→ RECORDS FOR THIS TASK

** BEGIN **

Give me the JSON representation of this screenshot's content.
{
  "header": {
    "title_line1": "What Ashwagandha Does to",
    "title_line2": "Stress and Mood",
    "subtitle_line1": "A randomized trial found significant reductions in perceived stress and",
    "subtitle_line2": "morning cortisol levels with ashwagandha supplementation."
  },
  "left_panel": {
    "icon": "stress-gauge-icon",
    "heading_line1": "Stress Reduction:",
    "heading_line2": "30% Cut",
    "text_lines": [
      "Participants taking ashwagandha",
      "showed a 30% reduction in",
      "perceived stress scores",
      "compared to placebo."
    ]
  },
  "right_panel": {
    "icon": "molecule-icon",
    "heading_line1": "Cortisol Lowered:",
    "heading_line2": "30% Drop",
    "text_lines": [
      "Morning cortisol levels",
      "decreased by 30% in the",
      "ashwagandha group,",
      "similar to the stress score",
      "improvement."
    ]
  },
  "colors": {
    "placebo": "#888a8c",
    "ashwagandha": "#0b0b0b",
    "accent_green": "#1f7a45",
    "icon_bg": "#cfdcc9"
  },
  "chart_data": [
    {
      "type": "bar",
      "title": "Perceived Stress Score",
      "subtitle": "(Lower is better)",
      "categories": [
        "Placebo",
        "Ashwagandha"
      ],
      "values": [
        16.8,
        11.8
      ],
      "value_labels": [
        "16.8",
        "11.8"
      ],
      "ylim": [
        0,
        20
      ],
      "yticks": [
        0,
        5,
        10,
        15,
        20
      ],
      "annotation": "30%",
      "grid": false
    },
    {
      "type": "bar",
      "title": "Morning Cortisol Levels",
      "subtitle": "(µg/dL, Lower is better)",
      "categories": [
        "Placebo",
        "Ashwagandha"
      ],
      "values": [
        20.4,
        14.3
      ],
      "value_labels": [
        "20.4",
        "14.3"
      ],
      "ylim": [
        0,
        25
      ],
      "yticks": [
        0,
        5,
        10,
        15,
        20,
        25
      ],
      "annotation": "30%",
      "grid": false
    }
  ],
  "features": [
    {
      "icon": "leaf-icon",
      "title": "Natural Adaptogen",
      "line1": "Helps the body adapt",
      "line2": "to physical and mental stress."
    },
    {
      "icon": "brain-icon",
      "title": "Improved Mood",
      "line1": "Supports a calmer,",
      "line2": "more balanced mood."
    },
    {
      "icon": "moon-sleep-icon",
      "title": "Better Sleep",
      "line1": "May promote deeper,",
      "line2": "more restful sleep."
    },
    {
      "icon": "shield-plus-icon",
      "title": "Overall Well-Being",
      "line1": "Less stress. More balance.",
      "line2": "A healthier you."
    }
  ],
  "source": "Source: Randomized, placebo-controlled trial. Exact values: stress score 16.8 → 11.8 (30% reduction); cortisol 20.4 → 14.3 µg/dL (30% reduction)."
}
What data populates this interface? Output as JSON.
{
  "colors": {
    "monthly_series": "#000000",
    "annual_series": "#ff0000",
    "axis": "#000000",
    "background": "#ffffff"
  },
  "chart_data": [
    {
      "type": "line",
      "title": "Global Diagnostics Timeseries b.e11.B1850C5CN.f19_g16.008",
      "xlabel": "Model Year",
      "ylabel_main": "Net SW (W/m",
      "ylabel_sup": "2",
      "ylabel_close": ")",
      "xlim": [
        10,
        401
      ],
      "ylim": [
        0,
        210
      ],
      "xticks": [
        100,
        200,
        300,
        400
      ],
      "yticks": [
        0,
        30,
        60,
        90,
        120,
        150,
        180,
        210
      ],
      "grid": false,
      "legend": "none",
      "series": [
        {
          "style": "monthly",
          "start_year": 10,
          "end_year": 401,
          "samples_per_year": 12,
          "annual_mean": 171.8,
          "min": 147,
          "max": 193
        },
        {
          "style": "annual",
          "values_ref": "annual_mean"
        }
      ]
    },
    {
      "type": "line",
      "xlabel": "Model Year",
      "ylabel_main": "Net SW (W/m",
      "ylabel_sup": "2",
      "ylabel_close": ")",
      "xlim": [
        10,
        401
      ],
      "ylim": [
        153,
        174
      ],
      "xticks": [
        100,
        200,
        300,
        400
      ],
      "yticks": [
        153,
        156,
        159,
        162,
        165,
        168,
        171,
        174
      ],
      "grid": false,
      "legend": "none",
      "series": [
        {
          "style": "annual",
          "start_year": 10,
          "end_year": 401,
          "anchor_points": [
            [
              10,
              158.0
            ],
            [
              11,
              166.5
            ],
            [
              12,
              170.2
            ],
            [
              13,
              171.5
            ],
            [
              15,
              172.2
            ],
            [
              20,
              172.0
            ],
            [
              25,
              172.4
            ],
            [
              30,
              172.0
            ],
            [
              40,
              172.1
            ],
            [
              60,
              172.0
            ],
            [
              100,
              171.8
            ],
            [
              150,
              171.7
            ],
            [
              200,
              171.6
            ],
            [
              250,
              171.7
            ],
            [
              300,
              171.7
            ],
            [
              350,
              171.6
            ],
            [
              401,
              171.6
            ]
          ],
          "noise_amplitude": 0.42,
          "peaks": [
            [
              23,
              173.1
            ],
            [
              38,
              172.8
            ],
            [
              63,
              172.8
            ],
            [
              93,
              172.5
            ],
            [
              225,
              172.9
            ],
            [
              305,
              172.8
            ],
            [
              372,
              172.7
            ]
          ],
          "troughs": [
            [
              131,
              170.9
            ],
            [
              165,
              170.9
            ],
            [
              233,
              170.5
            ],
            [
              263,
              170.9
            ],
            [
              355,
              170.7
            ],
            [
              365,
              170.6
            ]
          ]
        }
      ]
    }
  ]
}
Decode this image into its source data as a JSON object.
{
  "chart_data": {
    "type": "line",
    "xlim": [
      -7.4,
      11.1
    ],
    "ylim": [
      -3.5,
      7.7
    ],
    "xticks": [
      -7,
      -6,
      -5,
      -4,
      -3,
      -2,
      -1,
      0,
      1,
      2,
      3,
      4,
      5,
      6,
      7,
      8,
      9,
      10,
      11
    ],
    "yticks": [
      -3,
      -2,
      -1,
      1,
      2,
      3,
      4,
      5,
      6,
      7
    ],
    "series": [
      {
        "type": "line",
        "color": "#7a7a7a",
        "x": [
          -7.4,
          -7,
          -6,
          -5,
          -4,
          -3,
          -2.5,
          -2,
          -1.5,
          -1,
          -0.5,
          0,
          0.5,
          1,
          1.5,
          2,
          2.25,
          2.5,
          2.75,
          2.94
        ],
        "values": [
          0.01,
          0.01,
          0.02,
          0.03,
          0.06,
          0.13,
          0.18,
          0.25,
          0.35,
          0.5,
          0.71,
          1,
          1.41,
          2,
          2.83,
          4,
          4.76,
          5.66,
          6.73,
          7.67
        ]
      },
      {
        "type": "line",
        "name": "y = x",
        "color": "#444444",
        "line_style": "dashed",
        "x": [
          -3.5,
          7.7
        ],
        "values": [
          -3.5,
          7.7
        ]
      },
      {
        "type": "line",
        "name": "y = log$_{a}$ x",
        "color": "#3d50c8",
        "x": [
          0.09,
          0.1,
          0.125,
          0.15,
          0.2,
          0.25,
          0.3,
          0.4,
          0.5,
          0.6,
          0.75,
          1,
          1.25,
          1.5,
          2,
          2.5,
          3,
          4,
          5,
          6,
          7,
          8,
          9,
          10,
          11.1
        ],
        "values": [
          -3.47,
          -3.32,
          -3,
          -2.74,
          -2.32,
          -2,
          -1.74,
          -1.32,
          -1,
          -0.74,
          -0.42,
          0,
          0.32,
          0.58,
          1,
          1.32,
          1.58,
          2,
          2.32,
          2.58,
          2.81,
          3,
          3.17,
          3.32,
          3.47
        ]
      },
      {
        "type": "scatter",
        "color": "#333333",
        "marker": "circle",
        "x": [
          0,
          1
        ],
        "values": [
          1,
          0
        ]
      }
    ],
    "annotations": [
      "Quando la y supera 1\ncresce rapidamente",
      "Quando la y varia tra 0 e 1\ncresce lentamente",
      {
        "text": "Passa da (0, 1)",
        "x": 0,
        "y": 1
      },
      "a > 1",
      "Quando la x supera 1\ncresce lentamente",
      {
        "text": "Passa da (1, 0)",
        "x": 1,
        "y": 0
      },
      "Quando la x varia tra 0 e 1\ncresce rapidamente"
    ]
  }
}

** END **

→ EXERCISE OBJECTIVE
Copy whichever lines in the listing above contain the word "ncresce".

→ WORKED SOLUTION
      "Quando la y supera 1\ncresce rapidamente",
      "Quando la y varia tra 0 e 1\ncresce lentamente",
      "Quando la x supera 1\ncresce lentamente",
      "Quando la x varia tra 0 e 1\ncresce rapidamente"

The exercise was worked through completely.